— EXERCISE DETAILS —
Set out each line from the following listing that includes the word "true".

— TASK DATA —
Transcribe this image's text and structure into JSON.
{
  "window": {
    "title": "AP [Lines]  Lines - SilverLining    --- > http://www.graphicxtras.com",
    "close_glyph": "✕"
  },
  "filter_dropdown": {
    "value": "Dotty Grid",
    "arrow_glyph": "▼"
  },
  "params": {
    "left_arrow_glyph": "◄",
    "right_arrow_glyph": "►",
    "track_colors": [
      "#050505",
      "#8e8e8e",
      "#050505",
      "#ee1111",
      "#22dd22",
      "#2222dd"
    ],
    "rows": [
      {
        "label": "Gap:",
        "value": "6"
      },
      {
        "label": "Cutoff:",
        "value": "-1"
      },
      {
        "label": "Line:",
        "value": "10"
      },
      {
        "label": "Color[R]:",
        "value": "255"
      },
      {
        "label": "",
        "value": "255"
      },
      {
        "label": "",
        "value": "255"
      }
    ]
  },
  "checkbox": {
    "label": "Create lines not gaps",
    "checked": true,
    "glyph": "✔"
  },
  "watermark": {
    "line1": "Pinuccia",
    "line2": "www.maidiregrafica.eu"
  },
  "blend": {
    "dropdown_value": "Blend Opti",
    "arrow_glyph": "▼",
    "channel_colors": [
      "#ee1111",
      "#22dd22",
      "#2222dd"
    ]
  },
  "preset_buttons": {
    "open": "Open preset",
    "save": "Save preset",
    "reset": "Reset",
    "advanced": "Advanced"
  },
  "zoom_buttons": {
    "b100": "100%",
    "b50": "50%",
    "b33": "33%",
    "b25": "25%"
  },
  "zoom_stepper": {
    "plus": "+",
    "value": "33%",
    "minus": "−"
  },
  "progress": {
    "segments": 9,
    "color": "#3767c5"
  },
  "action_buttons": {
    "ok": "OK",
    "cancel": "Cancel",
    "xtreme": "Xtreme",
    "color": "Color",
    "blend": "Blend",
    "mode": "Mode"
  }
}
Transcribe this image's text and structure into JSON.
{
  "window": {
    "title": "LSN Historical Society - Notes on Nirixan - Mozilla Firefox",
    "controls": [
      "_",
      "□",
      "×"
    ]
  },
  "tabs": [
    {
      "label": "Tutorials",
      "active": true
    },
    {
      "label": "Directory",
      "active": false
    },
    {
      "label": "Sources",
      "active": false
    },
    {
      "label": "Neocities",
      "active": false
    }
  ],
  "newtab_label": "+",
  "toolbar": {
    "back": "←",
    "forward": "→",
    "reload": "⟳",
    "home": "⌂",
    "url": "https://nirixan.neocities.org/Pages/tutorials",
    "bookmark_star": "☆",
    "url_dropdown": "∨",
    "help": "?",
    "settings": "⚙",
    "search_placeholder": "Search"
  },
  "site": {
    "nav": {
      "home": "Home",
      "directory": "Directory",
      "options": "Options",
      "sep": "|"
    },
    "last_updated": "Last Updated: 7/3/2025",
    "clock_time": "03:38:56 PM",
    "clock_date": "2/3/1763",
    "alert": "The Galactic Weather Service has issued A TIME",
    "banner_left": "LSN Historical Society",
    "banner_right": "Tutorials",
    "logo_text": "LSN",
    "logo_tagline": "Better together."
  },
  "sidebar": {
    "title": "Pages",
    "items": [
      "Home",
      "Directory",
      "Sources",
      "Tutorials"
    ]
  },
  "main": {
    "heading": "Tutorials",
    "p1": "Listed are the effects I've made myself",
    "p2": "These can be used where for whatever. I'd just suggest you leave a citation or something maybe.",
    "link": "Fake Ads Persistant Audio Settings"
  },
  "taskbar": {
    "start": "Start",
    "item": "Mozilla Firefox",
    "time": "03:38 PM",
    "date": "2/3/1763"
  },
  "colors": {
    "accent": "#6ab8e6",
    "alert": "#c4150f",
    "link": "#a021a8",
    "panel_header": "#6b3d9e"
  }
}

--

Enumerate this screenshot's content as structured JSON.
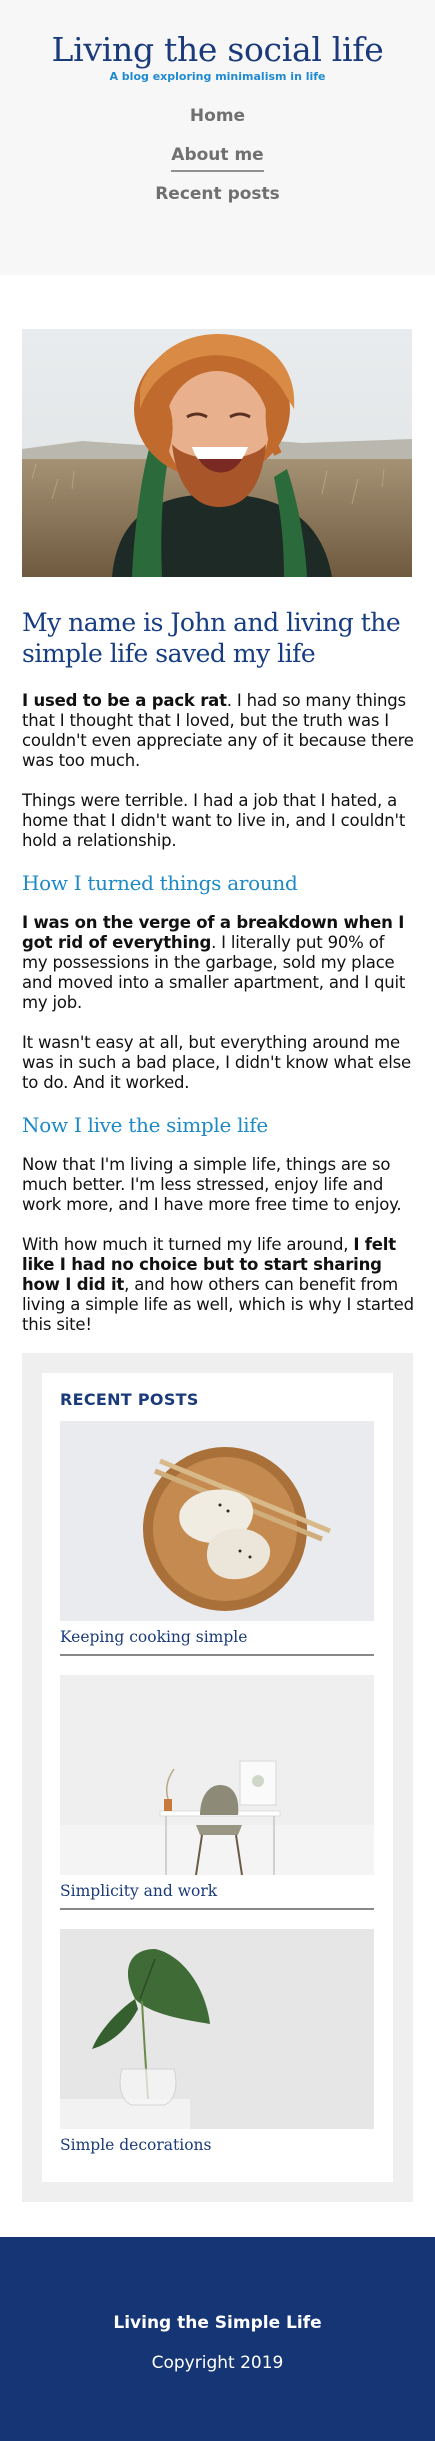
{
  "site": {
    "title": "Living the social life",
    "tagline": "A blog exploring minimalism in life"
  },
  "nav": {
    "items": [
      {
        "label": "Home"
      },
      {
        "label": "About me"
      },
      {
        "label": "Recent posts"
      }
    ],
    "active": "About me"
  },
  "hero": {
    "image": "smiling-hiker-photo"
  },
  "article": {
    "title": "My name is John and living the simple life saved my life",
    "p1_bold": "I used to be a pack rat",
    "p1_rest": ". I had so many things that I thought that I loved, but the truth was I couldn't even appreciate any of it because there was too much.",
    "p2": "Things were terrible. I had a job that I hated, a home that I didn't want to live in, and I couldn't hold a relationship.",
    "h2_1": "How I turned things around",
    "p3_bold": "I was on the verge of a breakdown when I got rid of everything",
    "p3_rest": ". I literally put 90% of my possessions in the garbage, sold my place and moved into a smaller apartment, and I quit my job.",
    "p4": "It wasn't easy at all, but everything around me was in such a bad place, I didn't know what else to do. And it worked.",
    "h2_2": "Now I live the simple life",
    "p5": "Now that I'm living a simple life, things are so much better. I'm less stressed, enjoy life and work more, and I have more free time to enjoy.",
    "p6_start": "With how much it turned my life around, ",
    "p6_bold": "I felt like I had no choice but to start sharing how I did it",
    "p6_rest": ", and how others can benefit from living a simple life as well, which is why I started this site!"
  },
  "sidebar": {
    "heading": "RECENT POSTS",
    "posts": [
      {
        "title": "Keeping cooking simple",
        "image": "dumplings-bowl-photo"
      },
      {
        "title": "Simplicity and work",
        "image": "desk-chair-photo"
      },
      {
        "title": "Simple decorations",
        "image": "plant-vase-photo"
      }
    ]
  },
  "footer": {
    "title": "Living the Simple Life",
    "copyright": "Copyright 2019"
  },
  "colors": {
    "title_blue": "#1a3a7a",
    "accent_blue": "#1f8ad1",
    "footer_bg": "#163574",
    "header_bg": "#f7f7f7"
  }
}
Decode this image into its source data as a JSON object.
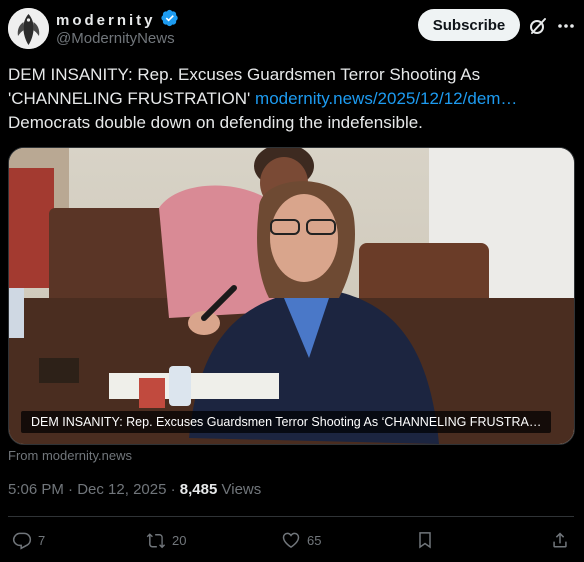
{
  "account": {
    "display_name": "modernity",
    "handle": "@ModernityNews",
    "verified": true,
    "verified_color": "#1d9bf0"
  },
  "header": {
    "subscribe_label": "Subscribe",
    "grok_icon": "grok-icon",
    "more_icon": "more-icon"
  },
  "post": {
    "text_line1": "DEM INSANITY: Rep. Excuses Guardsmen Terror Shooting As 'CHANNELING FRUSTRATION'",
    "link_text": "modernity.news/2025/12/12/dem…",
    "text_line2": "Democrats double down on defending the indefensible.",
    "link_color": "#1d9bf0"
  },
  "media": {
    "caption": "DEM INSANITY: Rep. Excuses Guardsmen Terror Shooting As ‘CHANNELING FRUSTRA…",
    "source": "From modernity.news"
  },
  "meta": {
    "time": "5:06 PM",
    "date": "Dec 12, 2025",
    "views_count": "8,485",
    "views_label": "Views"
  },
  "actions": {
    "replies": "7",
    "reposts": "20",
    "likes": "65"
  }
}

— RESULT —
    "checked": true,
      "active": true
    "verified": true,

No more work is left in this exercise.